-- Tasks to carry out --
• 1. In the heat-wave podcast text, who is credited with research and writing?
• 2. Carry on the heat-wave podcast text from its last line.

-- Text --

In this episode
Colleen and Kristy talk about
- the science behind increasingly hot summer days
- what heat domes and zombie fires are
- what science and technology we have now to combat the climate crisis
Timing and cues
Interview p1 (2:28-13:18)
Interview p2 (14:08-24:51)
Segment: Taofik Oladipo
Editing: Colleen MacDonald
Additional editing and music: Brian Middleton
Research and writing: Pamela Worth
Executive producer: Rich Hayes
Host: Colleen MacDonald
Colleen: I hate to say this, but I’ve started to really dread summer.
Now, full disclosure, I’ve always been more of winter person, but I did grow up near the ocean and I’ve enjoyed many summer days reading a good book under a beach umbrella, the ocean breeze keeping the temps bearable, and the occasional dip into the frigid waters off the Massachusetts coast.
But now, even in New England, summer means heat waves that feel hotter, and happen more often than they did when I was growing up. And I don’t do well outdoors in the heat. I also don’t do well stuck inside, waiting for it to cool off so I can walk my dog.
I know I’m lucky that I don’t have to be outside when it’s over 95 degrees for days on end. But for me, these recurring heat waves—blistering hot temperatures when the sun is out, and nights that are too warm to provide any real relief—these are the most visceral reminders of the damage we’ve done to our climate. When your work addresses global warming… it’s hard not to feel bummed out every time you can viscerally feel the warming.

-- Listing --
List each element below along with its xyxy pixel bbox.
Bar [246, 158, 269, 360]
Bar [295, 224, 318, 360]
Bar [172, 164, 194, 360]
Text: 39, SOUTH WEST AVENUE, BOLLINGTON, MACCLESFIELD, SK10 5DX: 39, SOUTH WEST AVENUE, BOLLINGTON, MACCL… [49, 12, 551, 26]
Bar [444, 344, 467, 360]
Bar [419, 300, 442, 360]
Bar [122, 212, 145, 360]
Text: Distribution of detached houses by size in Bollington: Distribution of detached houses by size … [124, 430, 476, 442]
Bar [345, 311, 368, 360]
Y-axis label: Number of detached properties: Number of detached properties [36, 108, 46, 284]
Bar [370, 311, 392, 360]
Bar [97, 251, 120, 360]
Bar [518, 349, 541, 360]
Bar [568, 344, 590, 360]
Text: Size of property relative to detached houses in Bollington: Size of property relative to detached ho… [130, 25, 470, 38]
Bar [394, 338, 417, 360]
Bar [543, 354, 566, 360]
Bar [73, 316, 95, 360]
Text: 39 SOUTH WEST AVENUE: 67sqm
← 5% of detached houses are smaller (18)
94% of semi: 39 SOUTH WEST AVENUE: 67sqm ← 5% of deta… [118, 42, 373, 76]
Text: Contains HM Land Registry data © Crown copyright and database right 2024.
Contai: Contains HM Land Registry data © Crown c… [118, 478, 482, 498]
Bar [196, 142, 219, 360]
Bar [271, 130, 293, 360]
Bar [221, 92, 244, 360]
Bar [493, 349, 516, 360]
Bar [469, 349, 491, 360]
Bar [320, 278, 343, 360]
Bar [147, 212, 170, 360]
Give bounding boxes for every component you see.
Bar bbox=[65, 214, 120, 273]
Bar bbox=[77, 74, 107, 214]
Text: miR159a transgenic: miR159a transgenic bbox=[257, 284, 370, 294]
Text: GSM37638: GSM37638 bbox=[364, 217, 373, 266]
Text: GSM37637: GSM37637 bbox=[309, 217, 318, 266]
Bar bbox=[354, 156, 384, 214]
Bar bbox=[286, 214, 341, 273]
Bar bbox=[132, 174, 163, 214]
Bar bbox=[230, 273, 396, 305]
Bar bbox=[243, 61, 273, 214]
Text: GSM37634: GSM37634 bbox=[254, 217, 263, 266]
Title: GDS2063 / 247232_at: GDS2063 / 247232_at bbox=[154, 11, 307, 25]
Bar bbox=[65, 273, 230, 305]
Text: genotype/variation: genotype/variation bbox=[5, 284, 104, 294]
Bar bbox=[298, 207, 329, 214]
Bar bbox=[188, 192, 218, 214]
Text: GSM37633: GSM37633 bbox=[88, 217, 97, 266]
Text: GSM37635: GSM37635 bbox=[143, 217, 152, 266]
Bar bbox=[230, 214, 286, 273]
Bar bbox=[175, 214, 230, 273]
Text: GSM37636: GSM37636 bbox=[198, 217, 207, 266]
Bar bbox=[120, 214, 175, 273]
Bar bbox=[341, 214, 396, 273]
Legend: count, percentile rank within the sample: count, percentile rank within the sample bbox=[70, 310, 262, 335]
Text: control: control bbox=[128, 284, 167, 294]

-- Answers for the exercise --
• 1. Pamela Worth

• 2.
Adding to the bummer feelings, we’ve just been through one of the strangest extreme heat events to hit the United States, with highs well over 100 degrees in Pacific Northwest cities that usually don’t top 85. I reached out to my colleague Dr. Kristina Dahl, senior climate scientist at the Union of Concerned Scientists for some answers about how our changing climate is making these heat waves, plus wildfires and drought, more likely… and also for some reasons to stay hopeful… and to keep fighting for the deep cuts in emissions we need.
After talking to her, I realized… as bummed out as I may get as the temperature rises, I’m not giving up on a better future. I hope you’ll feel the same way as you listen. Colleen: Kristy, welcome back to the podcast.
Kristy: It's great to be here, Colleen. Thanks.
Colleen: So, we've more or less checked in the last couple of summers with regard to extreme heat. Talk to me a little bit about what you're seeing so far this summer.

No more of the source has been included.